Records for this task
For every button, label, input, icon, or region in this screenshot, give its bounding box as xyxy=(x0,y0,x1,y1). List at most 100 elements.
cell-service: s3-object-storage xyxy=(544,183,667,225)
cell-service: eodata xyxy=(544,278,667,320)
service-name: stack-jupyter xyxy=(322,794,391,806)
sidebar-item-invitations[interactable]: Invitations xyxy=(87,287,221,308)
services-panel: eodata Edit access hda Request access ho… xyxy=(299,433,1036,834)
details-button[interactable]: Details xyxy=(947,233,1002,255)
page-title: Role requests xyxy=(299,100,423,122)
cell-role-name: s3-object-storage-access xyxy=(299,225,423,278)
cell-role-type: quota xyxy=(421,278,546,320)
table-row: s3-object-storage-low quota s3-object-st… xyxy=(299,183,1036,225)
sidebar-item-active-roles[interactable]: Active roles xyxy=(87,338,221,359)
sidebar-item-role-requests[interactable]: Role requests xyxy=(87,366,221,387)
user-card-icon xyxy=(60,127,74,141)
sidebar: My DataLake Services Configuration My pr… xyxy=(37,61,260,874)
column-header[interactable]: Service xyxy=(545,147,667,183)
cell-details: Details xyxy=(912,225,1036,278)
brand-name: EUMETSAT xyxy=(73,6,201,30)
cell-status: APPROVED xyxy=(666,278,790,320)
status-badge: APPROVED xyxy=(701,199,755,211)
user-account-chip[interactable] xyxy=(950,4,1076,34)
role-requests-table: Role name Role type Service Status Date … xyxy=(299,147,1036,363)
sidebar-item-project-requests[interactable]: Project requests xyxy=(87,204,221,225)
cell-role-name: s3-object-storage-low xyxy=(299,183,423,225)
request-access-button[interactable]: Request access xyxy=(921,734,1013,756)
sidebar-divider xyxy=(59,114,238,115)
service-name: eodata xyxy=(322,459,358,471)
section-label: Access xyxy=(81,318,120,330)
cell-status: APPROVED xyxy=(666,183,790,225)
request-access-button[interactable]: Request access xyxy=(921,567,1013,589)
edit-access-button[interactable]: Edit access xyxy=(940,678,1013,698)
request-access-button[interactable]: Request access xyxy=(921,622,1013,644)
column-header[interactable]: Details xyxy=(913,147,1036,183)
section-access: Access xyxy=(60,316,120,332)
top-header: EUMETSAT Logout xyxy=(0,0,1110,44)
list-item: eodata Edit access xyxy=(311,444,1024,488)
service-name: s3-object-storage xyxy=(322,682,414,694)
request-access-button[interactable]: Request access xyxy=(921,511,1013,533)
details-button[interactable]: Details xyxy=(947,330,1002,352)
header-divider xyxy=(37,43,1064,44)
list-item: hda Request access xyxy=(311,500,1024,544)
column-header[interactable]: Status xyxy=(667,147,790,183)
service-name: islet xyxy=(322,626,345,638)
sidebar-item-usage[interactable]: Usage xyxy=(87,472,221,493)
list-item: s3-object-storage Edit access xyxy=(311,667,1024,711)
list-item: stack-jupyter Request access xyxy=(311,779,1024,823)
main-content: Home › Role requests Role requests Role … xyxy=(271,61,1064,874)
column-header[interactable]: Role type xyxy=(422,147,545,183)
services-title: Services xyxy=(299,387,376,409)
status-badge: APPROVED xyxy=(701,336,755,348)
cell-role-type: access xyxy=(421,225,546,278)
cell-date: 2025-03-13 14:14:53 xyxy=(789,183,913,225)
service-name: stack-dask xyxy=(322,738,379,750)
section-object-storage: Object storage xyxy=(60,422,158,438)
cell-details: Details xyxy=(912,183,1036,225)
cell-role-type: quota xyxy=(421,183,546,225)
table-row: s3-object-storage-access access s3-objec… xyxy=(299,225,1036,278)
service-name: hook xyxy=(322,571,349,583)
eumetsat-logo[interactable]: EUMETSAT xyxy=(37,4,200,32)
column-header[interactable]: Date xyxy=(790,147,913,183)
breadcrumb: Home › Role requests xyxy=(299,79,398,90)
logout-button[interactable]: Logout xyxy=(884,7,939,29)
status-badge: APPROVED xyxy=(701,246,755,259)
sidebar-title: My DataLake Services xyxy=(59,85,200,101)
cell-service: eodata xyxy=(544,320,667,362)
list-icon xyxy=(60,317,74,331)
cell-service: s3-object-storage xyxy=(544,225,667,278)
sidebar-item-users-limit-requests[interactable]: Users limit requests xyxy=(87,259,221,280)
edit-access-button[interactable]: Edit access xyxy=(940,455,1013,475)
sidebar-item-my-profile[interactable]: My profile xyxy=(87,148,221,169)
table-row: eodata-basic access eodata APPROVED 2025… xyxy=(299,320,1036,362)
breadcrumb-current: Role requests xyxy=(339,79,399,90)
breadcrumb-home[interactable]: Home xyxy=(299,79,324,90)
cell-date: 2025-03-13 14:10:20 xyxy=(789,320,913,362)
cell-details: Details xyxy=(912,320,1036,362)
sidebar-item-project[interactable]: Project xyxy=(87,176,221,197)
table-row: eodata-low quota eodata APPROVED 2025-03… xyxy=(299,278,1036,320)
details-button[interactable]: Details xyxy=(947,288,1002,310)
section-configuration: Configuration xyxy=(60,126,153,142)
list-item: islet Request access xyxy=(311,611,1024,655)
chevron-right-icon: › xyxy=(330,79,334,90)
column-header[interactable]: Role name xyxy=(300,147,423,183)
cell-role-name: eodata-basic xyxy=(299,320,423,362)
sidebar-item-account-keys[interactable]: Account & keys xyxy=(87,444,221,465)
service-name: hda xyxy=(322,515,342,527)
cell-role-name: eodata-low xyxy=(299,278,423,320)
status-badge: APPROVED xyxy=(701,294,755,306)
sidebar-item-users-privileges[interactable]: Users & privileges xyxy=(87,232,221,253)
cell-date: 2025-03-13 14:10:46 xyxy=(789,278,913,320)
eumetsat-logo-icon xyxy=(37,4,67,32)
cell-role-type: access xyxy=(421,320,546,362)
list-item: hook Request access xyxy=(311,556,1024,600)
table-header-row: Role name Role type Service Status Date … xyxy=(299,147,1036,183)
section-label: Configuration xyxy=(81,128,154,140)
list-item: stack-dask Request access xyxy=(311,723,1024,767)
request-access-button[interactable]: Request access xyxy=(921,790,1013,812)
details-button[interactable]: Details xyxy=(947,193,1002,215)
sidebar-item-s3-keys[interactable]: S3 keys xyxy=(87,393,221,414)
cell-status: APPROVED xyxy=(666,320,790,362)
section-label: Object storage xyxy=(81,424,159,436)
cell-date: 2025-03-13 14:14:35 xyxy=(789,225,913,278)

Written task
Write out the listing again, replacing every "APPROVED" with "GRANTED" and keeping everything else the same.

Final answer
For every button, label, input, icon, or region in this screenshot, give its bounding box as xyxy=(x0,y0,x1,y1). List at most 100 elements.
cell-service: s3-object-storage xyxy=(544,183,667,225)
cell-service: eodata xyxy=(544,278,667,320)
service-name: stack-jupyter xyxy=(322,794,391,806)
sidebar-item-invitations[interactable]: Invitations xyxy=(87,287,221,308)
services-panel: eodata Edit access hda Request access ho… xyxy=(299,433,1036,834)
details-button[interactable]: Details xyxy=(947,233,1002,255)
page-title: Role requests xyxy=(299,100,423,122)
cell-role-name: s3-object-storage-access xyxy=(299,225,423,278)
cell-role-type: quota xyxy=(421,278,546,320)
table-row: s3-object-storage-low quota s3-object-st… xyxy=(299,183,1036,225)
sidebar-item-active-roles[interactable]: Active roles xyxy=(87,338,221,359)
sidebar-item-role-requests[interactable]: Role requests xyxy=(87,366,221,387)
user-card-icon xyxy=(60,127,74,141)
sidebar: My DataLake Services Configuration My pr… xyxy=(37,61,260,874)
column-header[interactable]: Service xyxy=(545,147,667,183)
cell-details: Details xyxy=(912,225,1036,278)
brand-name: EUMETSAT xyxy=(73,6,201,30)
cell-status: GRANTED xyxy=(666,278,790,320)
status-badge: GRANTED xyxy=(701,199,755,211)
user-account-chip[interactable] xyxy=(950,4,1076,34)
role-requests-table: Role name Role type Service Status Date … xyxy=(299,147,1036,363)
sidebar-item-project-requests[interactable]: Project requests xyxy=(87,204,221,225)
cell-role-name: s3-object-storage-low xyxy=(299,183,423,225)
request-access-button[interactable]: Request access xyxy=(921,734,1013,756)
sidebar-divider xyxy=(59,114,238,115)
service-name: eodata xyxy=(322,459,358,471)
section-label: Access xyxy=(81,318,120,330)
cell-status: GRANTED xyxy=(666,183,790,225)
request-access-button[interactable]: Request access xyxy=(921,567,1013,589)
edit-access-button[interactable]: Edit access xyxy=(940,678,1013,698)
request-access-button[interactable]: Request access xyxy=(921,622,1013,644)
column-header[interactable]: Details xyxy=(913,147,1036,183)
section-access: Access xyxy=(60,316,120,332)
top-header: EUMETSAT Logout xyxy=(0,0,1110,44)
list-item: eodata Edit access xyxy=(311,444,1024,488)
service-name: s3-object-storage xyxy=(322,682,414,694)
request-access-button[interactable]: Request access xyxy=(921,511,1013,533)
details-button[interactable]: Details xyxy=(947,330,1002,352)
header-divider xyxy=(37,43,1064,44)
list-item: hda Request access xyxy=(311,500,1024,544)
column-header[interactable]: Status xyxy=(667,147,790,183)
service-name: islet xyxy=(322,626,345,638)
sidebar-item-usage[interactable]: Usage xyxy=(87,472,221,493)
list-item: s3-object-storage Edit access xyxy=(311,667,1024,711)
list-item: stack-jupyter Request access xyxy=(311,779,1024,823)
main-content: Home › Role requests Role requests Role … xyxy=(271,61,1064,874)
column-header[interactable]: Role type xyxy=(422,147,545,183)
services-title: Services xyxy=(299,387,376,409)
status-badge: GRANTED xyxy=(701,336,755,348)
cell-role-type: access xyxy=(421,225,546,278)
cell-date: 2025-03-13 14:14:53 xyxy=(789,183,913,225)
service-name: stack-dask xyxy=(322,738,379,750)
section-object-storage: Object storage xyxy=(60,422,158,438)
cell-details: Details xyxy=(912,183,1036,225)
cell-role-type: quota xyxy=(421,183,546,225)
table-row: s3-object-storage-access access s3-objec… xyxy=(299,225,1036,278)
service-name: hook xyxy=(322,571,349,583)
eumetsat-logo[interactable]: EUMETSAT xyxy=(37,4,200,32)
column-header[interactable]: Date xyxy=(790,147,913,183)
breadcrumb: Home › Role requests xyxy=(299,79,398,90)
logout-button[interactable]: Logout xyxy=(884,7,939,29)
status-badge: GRANTED xyxy=(701,246,755,259)
sidebar-title: My DataLake Services xyxy=(59,85,200,101)
cell-service: eodata xyxy=(544,320,667,362)
list-icon xyxy=(60,317,74,331)
cell-service: s3-object-storage xyxy=(544,225,667,278)
sidebar-item-users-limit-requests[interactable]: Users limit requests xyxy=(87,259,221,280)
edit-access-button[interactable]: Edit access xyxy=(940,455,1013,475)
sidebar-item-my-profile[interactable]: My profile xyxy=(87,148,221,169)
table-row: eodata-basic access eodata GRANTED 2025… xyxy=(299,320,1036,362)
breadcrumb-current: Role requests xyxy=(339,79,399,90)
breadcrumb-home[interactable]: Home xyxy=(299,79,324,90)
cell-date: 2025-03-13 14:10:20 xyxy=(789,320,913,362)
cell-details: Details xyxy=(912,320,1036,362)
sidebar-item-project[interactable]: Project xyxy=(87,176,221,197)
table-row: eodata-low quota eodata GRANTED 2025-03… xyxy=(299,278,1036,320)
details-button[interactable]: Details xyxy=(947,288,1002,310)
section-configuration: Configuration xyxy=(60,126,153,142)
list-item: islet Request access xyxy=(311,611,1024,655)
chevron-right-icon: › xyxy=(330,79,334,90)
column-header[interactable]: Role name xyxy=(300,147,423,183)
cell-role-name: eodata-basic xyxy=(299,320,423,362)
sidebar-item-account-keys[interactable]: Account & keys xyxy=(87,444,221,465)
service-name: hda xyxy=(322,515,342,527)
cell-role-name: eodata-low xyxy=(299,278,423,320)
status-badge: GRANTED xyxy=(701,294,755,306)
sidebar-item-users-privileges[interactable]: Users & privileges xyxy=(87,232,221,253)
cell-date: 2025-03-13 14:10:46 xyxy=(789,278,913,320)
eumetsat-logo-icon xyxy=(37,4,67,32)
cell-role-type: access xyxy=(421,320,546,362)
list-item: hook Request access xyxy=(311,556,1024,600)
table-header-row: Role name Role type Service Status Date … xyxy=(299,147,1036,183)
section-label: Configuration xyxy=(81,128,154,140)
list-item: stack-dask Request access xyxy=(311,723,1024,767)
request-access-button[interactable]: Request access xyxy=(921,790,1013,812)
details-button[interactable]: Details xyxy=(947,193,1002,215)
sidebar-item-s3-keys[interactable]: S3 keys xyxy=(87,393,221,414)
cell-status: GRANTED xyxy=(666,320,790,362)
section-label: Object storage xyxy=(81,424,159,436)
cell-date: 2025-03-13 14:14:35 xyxy=(789,225,913,278)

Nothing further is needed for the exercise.